# Your task
Wherever the string "points" appears in the listing, copy that line.

───── Dataset excerpts

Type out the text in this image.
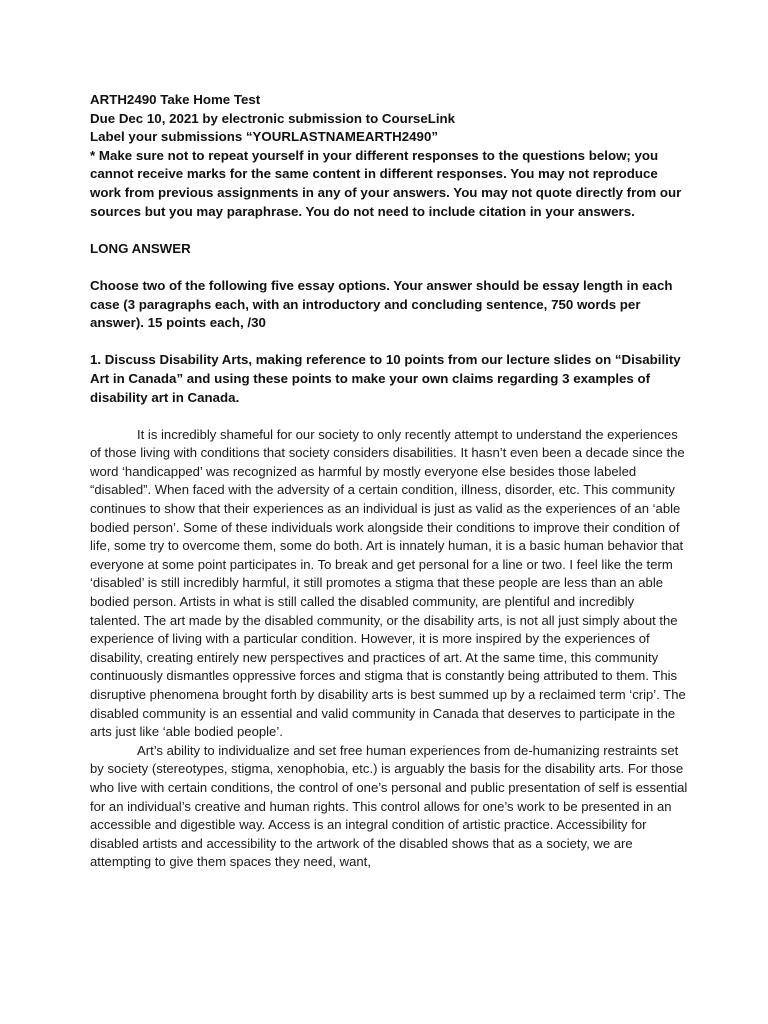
ARTH2490 Take Home Test

Due Dec 10, 2021 by electronic submission to CourseLink

Label your submissions “YOURLASTNAMEARTH2490”

* Make sure not to repeat yourself in your different responses to the questions below; you cannot receive marks for the same content in different responses. You may not reproduce work from previous assignments in any of your answers. You may not quote directly from our sources but you may paraphrase. You do not need to include citation in your answers.

LONG ANSWER

Choose two of the following five essay options. Your answer should be essay length in each case (3 paragraphs each, with an introductory and concluding sentence, 750 words per answer). 15 points each, /30

1. Discuss Disability Arts, making reference to 10 points from our lecture slides on “Disability Art in Canada” and using these points to make your own claims regarding 3 examples of disability art in Canada.

It is incredibly shameful for our society to only recently attempt to understand the experiences of those living with conditions that society considers disabilities. It hasn’t even been a decade since the word ‘handicapped’ was recognized as harmful by mostly everyone else besides those labeled “disabled”. When faced with the adversity of a certain condition, illness, disorder, etc. This community continues to show that their experiences as an individual is just as valid as the experiences of an ‘able bodied person’. Some of these individuals work alongside their conditions to improve their condition of life, some try to overcome them, some do both. Art is innately human, it is a basic human behavior that everyone at some point participates in. To break and get personal for a line or two. I feel like the term ‘disabled’ is still incredibly harmful, it still promotes a stigma that these people are less than an able bodied person. Artists in what is still called the disabled community, are plentiful and incredibly talented. The art made by the disabled community, or the disability arts, is not all just simply about the experience of living with a particular condition. However, it is more inspired by the experiences of disability, creating entirely new perspectives and practices of art. At the same time, this community continuously dismantles oppressive forces and stigma that is constantly being attributed to them. This disruptive phenomena brought forth by disability arts is best summed up by a reclaimed term ‘crip’. The disabled community is an essential and valid community in Canada that deserves to participate in the arts just like ‘able bodied people’.

Art’s ability to individualize and set free human experiences from de-humanizing restraints set by society (stereotypes, stigma, xenophobia, etc.) is arguably the basis for the disability arts. For those who live with certain conditions, the control of one’s personal and public presentation of self is essential for an individual’s creative and human rights. This control allows for one’s work to be presented in an accessible and digestible way. Access is an integral condition of artistic practice. Accessibility for disabled artists and accessibility to the artwork of the disabled shows that as a society, we are attempting to give them spaces they need, want,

──────────

# Expected answer
Choose two of the following five essay options. Your answer should be essay length in each case (3 paragraphs each, with an introductory and concluding sentence, 750 words per answer). 15 points each, /30
1. Discuss Disability Arts, making reference to 10 points from our lecture slides on “Disability Art in Canada” and using these points to make your own claims regarding 3 examples of disability art in Canada.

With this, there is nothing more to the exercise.